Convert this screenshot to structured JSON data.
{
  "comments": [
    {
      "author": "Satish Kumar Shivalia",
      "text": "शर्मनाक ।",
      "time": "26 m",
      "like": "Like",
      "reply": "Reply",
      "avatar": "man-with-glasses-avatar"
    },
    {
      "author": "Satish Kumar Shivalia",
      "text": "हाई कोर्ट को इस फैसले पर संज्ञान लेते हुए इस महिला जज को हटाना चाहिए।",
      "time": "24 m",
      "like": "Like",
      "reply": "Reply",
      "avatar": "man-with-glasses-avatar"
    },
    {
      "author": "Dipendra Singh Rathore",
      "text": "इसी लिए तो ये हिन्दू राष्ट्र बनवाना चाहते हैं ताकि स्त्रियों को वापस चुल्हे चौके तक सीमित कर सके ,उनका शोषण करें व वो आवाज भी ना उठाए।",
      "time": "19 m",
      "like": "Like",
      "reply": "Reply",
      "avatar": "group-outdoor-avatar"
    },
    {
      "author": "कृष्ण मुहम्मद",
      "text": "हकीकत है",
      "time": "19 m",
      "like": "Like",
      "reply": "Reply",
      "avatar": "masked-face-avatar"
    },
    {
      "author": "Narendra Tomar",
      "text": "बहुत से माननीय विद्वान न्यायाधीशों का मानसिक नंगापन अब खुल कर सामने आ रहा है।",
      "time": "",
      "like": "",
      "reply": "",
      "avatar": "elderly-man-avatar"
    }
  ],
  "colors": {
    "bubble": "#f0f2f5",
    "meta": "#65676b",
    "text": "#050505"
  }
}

- **Request**
Every line that holds the string "time" should be returned.

- **Finished exercise**
      "time": "26 m",
      "time": "24 m",
      "time": "19 m",
      "time": "19 m",
      "time": "",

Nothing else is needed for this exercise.